→ **FRAGMENTO DEL DOCUMENTO**:
※

Diario Vasco

Londres, 14 jun (EFE).- Entre el sueño y el hambre, la comunidad musulmana londinense se prepara para el fin del Ramadán, la fiesta de la ruptura del ayuno conocida como "Eid al-Fitr", que se celebrará el sábado y que terminará con el mes sagrado de privación.

La Comunidad Ahmadía de Londres se ha reunido todas las noches a la caída del sol desde el 17 de mayo, inicio del Ramadán, en la mezquita de Fazl, en el barrio de Southfields, al suroeste de la capital británica.

El templo es el primero que se construyó en la ciudad en 1924 y, como dijo Hazik Rahman a Efe, uno de los integrantes del colectivo, "es más viejo que la reina", en referencia a Isabel II, que el pasado fin de semana cumplió 92 años.

A medida que el atardecer empieza a colorear el cielo de Londres, decenas de fieles acuden como voluntarios para cocinar y organizar el acto de ruptura del ayuno, el "iftar".

En dos carpas segregadas, una acondicionada para los hombres y otra para las mujeres, los encargados entregan bandejas con los alimentos y la bebida minutos antes de que los altavoces anuncien la puesta de sol.

※

Elementos del conjunto de datos:
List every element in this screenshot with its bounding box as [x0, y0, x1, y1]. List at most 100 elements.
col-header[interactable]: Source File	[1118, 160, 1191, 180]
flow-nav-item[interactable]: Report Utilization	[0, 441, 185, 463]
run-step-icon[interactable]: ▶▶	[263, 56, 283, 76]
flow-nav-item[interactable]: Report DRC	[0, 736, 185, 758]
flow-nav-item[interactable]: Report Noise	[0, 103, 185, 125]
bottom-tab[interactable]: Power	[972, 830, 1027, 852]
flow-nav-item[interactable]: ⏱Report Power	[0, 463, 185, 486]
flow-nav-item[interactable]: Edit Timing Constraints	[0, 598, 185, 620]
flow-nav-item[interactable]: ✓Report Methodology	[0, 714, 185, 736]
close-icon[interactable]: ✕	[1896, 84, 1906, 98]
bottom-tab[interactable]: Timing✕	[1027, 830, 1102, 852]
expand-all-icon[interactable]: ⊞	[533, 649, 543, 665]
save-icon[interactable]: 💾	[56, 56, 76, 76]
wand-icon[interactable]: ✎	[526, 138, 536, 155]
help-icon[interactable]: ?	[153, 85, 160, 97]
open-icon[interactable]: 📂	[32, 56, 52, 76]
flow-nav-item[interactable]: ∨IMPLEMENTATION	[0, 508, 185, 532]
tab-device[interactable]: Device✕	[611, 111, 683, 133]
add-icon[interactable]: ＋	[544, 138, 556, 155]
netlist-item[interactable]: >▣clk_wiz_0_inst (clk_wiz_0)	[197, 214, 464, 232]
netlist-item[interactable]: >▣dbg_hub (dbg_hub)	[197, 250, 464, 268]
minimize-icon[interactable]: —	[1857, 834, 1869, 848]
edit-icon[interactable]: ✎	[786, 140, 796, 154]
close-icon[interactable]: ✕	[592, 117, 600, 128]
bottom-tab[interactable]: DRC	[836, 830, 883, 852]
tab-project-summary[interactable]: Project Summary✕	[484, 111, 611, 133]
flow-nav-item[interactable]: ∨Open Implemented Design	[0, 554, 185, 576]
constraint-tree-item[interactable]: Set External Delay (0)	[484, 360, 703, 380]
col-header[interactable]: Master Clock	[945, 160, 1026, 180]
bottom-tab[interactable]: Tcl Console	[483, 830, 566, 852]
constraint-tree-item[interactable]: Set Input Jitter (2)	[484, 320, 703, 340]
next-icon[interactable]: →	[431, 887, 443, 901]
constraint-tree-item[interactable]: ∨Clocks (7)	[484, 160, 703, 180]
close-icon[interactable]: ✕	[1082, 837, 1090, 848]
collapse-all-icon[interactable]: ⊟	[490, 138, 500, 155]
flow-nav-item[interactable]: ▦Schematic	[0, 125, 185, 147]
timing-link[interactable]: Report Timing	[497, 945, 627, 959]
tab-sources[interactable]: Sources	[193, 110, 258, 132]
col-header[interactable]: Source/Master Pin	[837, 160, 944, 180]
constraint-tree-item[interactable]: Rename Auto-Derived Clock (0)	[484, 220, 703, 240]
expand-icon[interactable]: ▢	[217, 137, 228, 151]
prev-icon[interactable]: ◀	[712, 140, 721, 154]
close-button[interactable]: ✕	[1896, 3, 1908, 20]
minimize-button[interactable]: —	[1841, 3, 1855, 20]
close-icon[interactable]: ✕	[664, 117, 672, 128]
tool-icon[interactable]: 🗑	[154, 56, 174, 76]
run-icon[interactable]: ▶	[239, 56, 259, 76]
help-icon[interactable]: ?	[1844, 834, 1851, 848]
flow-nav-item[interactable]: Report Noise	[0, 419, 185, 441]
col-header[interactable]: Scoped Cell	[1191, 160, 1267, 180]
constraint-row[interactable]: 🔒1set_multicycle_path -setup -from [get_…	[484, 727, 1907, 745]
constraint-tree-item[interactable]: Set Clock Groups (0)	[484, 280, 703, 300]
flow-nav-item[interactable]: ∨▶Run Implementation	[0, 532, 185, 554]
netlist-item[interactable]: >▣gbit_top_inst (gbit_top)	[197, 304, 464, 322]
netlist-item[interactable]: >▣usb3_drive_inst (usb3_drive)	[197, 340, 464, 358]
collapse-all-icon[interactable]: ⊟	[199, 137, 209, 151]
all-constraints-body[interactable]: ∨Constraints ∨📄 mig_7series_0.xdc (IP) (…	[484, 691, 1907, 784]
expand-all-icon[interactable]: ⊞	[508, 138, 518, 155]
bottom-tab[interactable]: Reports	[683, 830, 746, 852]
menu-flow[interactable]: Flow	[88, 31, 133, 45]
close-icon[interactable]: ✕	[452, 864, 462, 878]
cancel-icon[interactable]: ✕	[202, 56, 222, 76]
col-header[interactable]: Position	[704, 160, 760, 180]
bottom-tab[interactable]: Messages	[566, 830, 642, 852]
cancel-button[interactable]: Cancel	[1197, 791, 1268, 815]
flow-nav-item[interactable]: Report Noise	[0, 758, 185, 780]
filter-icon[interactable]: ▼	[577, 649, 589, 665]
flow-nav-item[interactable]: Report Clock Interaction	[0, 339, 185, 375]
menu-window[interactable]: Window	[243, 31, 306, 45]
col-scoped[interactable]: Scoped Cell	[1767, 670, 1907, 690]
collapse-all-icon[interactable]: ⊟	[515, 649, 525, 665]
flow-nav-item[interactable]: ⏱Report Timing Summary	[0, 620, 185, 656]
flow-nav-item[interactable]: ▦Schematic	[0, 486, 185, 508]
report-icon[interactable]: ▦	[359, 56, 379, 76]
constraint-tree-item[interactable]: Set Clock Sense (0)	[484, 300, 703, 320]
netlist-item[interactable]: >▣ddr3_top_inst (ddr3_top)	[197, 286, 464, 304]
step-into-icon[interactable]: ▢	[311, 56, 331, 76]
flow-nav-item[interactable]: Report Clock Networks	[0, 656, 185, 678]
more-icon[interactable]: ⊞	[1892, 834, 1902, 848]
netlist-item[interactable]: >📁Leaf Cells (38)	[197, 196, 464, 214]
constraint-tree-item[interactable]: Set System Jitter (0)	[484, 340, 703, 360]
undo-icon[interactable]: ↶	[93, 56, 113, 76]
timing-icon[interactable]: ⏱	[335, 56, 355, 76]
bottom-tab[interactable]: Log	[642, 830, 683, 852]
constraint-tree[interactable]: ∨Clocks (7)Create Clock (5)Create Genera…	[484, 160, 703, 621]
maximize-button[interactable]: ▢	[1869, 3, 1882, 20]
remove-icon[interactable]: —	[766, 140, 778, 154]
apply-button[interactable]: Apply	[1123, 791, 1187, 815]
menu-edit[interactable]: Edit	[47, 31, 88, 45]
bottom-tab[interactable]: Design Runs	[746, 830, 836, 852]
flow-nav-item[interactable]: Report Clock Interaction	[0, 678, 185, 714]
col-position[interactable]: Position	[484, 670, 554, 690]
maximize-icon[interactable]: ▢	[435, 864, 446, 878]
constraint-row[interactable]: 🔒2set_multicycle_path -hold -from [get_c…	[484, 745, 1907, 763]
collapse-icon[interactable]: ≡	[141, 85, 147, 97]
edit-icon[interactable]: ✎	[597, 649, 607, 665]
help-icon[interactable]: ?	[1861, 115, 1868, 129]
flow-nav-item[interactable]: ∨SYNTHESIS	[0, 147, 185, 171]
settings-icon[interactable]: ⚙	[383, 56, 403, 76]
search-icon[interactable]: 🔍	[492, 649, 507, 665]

※

→ **COMPLETA LO SIGUIENTE**:
1. Enumera los lugares designados con nombre propio en la crónica sobre el Ramadán en Londres.
2. Según la crónica sobre el Ramadán en Londres, ¿con qué fin acuden decenas de fieles a la mezquita cuando empieza el atardecer?
3. Continúa la crónica sobre el Ramadán en Londres desde el punto en que se interrumpe.

→ **RESPUESTAS POR TAREA**:
1. Londres, la mezquita de Fazl y el barrio de Southfields.

2. Acuden como voluntarios para cocinar y organizar el acto de ruptura del ayuno, el "iftar".

3.
Dos dátiles, una samosa -empanadilla triangular con vegetales cocidos- y dos pedazos de pollo aderezados con especias picantes componen el aperitivo que precede a las oraciones, conocidas con el nombre de "tarauih".

Todo esto acompañado con café, agua o agua de rosas, que es una bebida de invención musulmana, cuyo sabor recuerda al té frío.

Tras este acto los hombres y mujeres continúan divididos y, mientras los primeros se congregan dentro del templo, ellas se desplazan a uno contiguo para comenzar con los rezos.

Los varones se disponen en hileras mirando hacia La Meca, por detrás del califa de la Comunidad Ahmadía, Hazrat Mirza Masroor Ahmad.

El líder es el encargado de guiar los espíritus de los fieles ahmadías en todo el mundo y este es el quinto en ostentar el cargo desde la creación del colectivo en la India, en 1889, y el primero en ser elegido por un colegio electoral conformado por los altos cargos.

Entre las labores que debe desempeñar, se encuentra el cuidado de su comunidad con viajes alrededor del mundo para conocer a los devotos y atender sus plegarias, así como responder a las 1.500 cartas que recibe cada día, una tarea para la que cuenta con un equipo de ayudantes.

"Es un trabajo que ocupa todos los días de la semana y del que no se puede dimitir. Hay que estar hasta la muerte", indicó Rahman, quien agregó que no cambiaría su labor de banquero por el del califa.

Una vez acabado el rezo, que se marca mirando a derecha e izquierda y dura unos diez minutos, la gente se retira para cenar.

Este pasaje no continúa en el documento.